YOUR OBJECTIVE → Please count the lines in the material below that contain the string "element", treating uppercase and lowercase letters as different. Reply with the number alone.

Box coordinate listings:
-*-*-

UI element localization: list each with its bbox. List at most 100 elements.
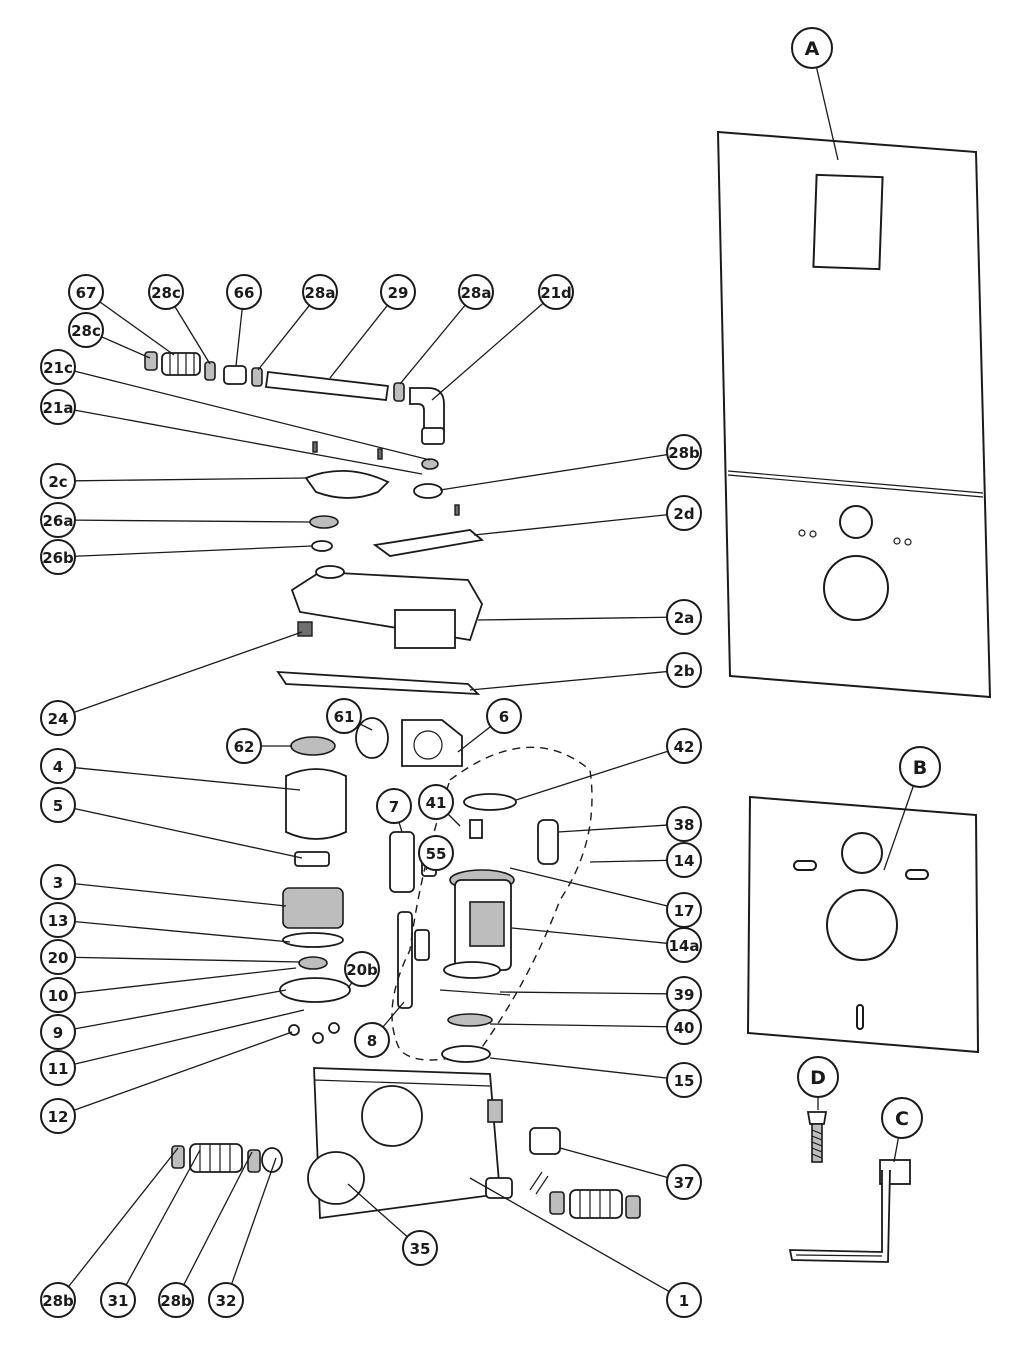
left-internal-parts [279, 717, 463, 1044]
callout-28a: 28a [302, 274, 338, 310]
leader-line [74, 370, 431, 461]
callout-label: 29 [388, 284, 409, 302]
callout-label: 61 [334, 708, 355, 726]
callout-42: 42 [666, 728, 702, 764]
callout-label: 42 [674, 738, 695, 756]
callout-circle [402, 1230, 438, 1266]
leader-line [73, 1031, 293, 1111]
leader-line [469, 1177, 670, 1293]
callout-label: 21a [43, 399, 74, 417]
leader-line [511, 927, 668, 944]
leader-line [74, 807, 303, 859]
callout-21a: 21a [40, 389, 76, 425]
callout-label: D [810, 1067, 826, 1089]
callout-circle [899, 746, 941, 788]
callout-circle [666, 1062, 702, 1098]
callout-circle [40, 463, 76, 499]
callout-label: 11 [48, 1060, 69, 1078]
callout-20b: 20b [344, 951, 380, 987]
leader-line [329, 304, 388, 379]
leader-line [74, 967, 297, 994]
leader-line [447, 813, 461, 827]
leader-line [557, 824, 668, 833]
callout-11: 11 [40, 1050, 76, 1086]
callout-circle [40, 502, 76, 538]
leader-line [183, 1151, 253, 1286]
callout-61: 61 [326, 698, 362, 734]
callout-41: 41 [418, 784, 454, 820]
leader-line [231, 1157, 277, 1285]
callout-40: 40 [666, 1009, 702, 1045]
leader-line [515, 750, 669, 801]
leader-line [174, 306, 211, 365]
leader-line [883, 785, 915, 871]
callout-circle [354, 1022, 390, 1058]
callout-label: 15 [674, 1072, 695, 1090]
callout-circle [40, 787, 76, 823]
callout-circle [666, 495, 702, 531]
callout-label: 3 [53, 874, 63, 892]
callout-circle [376, 788, 412, 824]
callout-label: 32 [216, 1292, 237, 1310]
inlet-pipe-assembly [144, 351, 445, 445]
leader-line [477, 616, 668, 621]
callout-circle [40, 977, 76, 1013]
callout-26b: 26b [40, 539, 76, 575]
callout-circle [666, 1009, 702, 1045]
leader-line [73, 631, 303, 713]
callout-label: 17 [674, 902, 695, 920]
callout-5: 5 [40, 787, 76, 823]
callout-28a: 28a [458, 274, 494, 310]
callout-circle [40, 1282, 76, 1318]
leader-line [398, 822, 403, 833]
callout-circle [40, 1014, 76, 1050]
leader-line [489, 1057, 668, 1079]
callout-label: 7 [389, 798, 399, 816]
callout-B: B [899, 746, 941, 788]
callout-label: 4 [53, 758, 63, 776]
callout-circle [666, 728, 702, 764]
leader-line [893, 1137, 900, 1163]
callout-4: 4 [40, 748, 76, 784]
leader-lines [68, 67, 915, 1293]
callout-39: 39 [666, 976, 702, 1012]
callout-circle [666, 842, 702, 878]
callout-circle [666, 927, 702, 963]
bracket-c [788, 1159, 911, 1263]
leader-line [499, 991, 668, 995]
callout-circle [418, 835, 454, 871]
leader-line [399, 304, 466, 385]
leader-line [489, 1023, 668, 1028]
callout-circle [68, 274, 104, 310]
callout-28b: 28b [40, 1282, 76, 1318]
callout-label: 14a [669, 937, 700, 955]
leader-line [257, 304, 310, 371]
callout-label: 5 [53, 797, 63, 815]
leader-line [74, 545, 313, 557]
callout-label: 38 [674, 816, 695, 834]
callout-26a: 26a [40, 502, 76, 538]
callout-label: 6 [499, 708, 509, 726]
callout-label: 28a [305, 284, 336, 302]
callout-circle [797, 1056, 839, 1098]
callout-label: 40 [674, 1019, 695, 1037]
leader-line [589, 859, 668, 863]
callout-3: 3 [40, 864, 76, 900]
callout-D: D [797, 1056, 839, 1098]
callout-label: 21d [540, 284, 572, 302]
callout-20: 20 [40, 939, 76, 975]
callout-2a: 2a [666, 599, 702, 635]
callout-circle [226, 274, 262, 310]
leader-line [68, 1147, 179, 1288]
callout-label: 67 [76, 284, 97, 302]
callout-circle [40, 902, 76, 938]
leader-line [74, 1009, 305, 1065]
callout-label: 28b [42, 1292, 74, 1310]
callout-label: 35 [410, 1240, 431, 1258]
callout-label: A [805, 38, 820, 60]
main-tank [307, 1067, 513, 1220]
leader-line [473, 514, 668, 536]
callout-circle [100, 1282, 136, 1318]
callout-circle [40, 864, 76, 900]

-*-*-

ANSWER FOR THIS EXERCISE → 1